Task objective: Repeat every line below exactly, word for word.

Data entries:

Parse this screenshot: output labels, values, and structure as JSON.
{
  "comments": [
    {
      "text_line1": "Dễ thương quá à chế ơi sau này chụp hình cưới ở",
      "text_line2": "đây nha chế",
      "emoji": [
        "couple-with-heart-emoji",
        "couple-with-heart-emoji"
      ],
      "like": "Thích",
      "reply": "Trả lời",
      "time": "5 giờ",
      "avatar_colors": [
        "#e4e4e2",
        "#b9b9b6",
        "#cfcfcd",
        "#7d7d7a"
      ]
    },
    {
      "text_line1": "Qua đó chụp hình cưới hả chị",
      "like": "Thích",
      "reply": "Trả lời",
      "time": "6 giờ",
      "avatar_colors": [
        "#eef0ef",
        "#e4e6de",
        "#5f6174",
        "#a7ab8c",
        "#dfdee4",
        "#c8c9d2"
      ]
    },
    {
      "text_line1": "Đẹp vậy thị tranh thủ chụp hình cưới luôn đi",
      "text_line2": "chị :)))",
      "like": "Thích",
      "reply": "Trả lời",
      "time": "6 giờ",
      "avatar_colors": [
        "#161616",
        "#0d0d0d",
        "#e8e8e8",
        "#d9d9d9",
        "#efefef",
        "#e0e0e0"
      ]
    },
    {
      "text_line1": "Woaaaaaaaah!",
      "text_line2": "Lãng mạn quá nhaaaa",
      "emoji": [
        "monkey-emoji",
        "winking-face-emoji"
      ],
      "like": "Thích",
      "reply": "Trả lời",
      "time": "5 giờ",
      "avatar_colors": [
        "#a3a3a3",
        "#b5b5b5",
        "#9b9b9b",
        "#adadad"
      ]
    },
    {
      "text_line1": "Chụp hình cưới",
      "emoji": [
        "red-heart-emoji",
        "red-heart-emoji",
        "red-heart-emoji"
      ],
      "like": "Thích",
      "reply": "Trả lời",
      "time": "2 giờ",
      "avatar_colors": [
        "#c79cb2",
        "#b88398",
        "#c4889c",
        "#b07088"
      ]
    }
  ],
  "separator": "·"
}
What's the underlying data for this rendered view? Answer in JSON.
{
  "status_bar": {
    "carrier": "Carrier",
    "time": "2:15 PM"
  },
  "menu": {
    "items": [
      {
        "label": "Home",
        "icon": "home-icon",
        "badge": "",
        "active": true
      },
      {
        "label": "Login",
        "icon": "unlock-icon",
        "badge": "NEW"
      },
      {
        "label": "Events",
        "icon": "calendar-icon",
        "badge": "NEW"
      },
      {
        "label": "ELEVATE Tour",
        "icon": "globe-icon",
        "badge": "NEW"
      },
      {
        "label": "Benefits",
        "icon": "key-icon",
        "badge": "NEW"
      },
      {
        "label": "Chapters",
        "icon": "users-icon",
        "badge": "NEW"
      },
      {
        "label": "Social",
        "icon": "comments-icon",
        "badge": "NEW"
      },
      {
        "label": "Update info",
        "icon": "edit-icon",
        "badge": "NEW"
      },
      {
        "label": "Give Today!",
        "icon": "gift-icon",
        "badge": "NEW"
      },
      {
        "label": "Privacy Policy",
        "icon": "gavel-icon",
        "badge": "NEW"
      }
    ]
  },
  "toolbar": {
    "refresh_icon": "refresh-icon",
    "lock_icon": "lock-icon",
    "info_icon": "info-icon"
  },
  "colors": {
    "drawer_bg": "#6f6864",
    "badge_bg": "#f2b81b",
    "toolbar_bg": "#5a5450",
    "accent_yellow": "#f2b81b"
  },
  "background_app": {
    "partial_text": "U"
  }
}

Task solution:
Parse this screenshot: output labels, values, and structure as JSON.
{
  "comments": [
    {
      "text_line1": "Dễ thương quá à chế ơi sau này chụp hình cưới ở",
      "text_line2": "đây nha chế",
      "emoji": [
        "couple-with-heart-emoji",
        "couple-with-heart-emoji"
      ],
      "like": "Thích",
      "reply": "Trả lời",
      "time": "5 giờ",
      "avatar_colors": [
        "#e4e4e2",
        "#b9b9b6",
        "#cfcfcd",
        "#7d7d7a"
      ]
    },
    {
      "text_line1": "Qua đó chụp hình cưới hả chị",
      "like": "Thích",
      "reply": "Trả lời",
      "time": "6 giờ",
      "avatar_colors": [
        "#eef0ef",
        "#e4e6de",
        "#5f6174",
        "#a7ab8c",
        "#dfdee4",
        "#c8c9d2"
      ]
    },
    {
      "text_line1": "Đẹp vậy thị tranh thủ chụp hình cưới luôn đi",
      "text_line2": "chị :)))",
      "like": "Thích",
      "reply": "Trả lời",
      "time": "6 giờ",
      "avatar_colors": [
        "#161616",
        "#0d0d0d",
        "#e8e8e8",
        "#d9d9d9",
        "#efefef",
        "#e0e0e0"
      ]
    },
    {
      "text_line1": "Woaaaaaaaah!",
      "text_line2": "Lãng mạn quá nhaaaa",
      "emoji": [
        "monkey-emoji",
        "winking-face-emoji"
      ],
      "like": "Thích",
      "reply": "Trả lời",
      "time": "5 giờ",
      "avatar_colors": [
        "#a3a3a3",
        "#b5b5b5",
        "#9b9b9b",
        "#adadad"
      ]
    },
    {
      "text_line1": "Chụp hình cưới",
      "emoji": [
        "red-heart-emoji",
        "red-heart-emoji",
        "red-heart-emoji"
      ],
      "like": "Thích",
      "reply": "Trả lời",
      "time": "2 giờ",
      "avatar_colors": [
        "#c79cb2",
        "#b88398",
        "#c4889c",
        "#b07088"
      ]
    }
  ],
  "separator": "·"
}
What's the underlying data for this rendered view? Answer in JSON.
{
  "status_bar": {
    "carrier": "Carrier",
    "time": "2:15 PM"
  },
  "menu": {
    "items": [
      {
        "label": "Home",
        "icon": "home-icon",
        "badge": "",
        "active": true
      },
      {
        "label": "Login",
        "icon": "unlock-icon",
        "badge": "NEW"
      },
      {
        "label": "Events",
        "icon": "calendar-icon",
        "badge": "NEW"
      },
      {
        "label": "ELEVATE Tour",
        "icon": "globe-icon",
        "badge": "NEW"
      },
      {
        "label": "Benefits",
        "icon": "key-icon",
        "badge": "NEW"
      },
      {
        "label": "Chapters",
        "icon": "users-icon",
        "badge": "NEW"
      },
      {
        "label": "Social",
        "icon": "comments-icon",
        "badge": "NEW"
      },
      {
        "label": "Update info",
        "icon": "edit-icon",
        "badge": "NEW"
      },
      {
        "label": "Give Today!",
        "icon": "gift-icon",
        "badge": "NEW"
      },
      {
        "label": "Privacy Policy",
        "icon": "gavel-icon",
        "badge": "NEW"
      }
    ]
  },
  "toolbar": {
    "refresh_icon": "refresh-icon",
    "lock_icon": "lock-icon",
    "info_icon": "info-icon"
  },
  "colors": {
    "drawer_bg": "#6f6864",
    "badge_bg": "#f2b81b",
    "toolbar_bg": "#5a5450",
    "accent_yellow": "#f2b81b"
  },
  "background_app": {
    "partial_text": "U"
  }
}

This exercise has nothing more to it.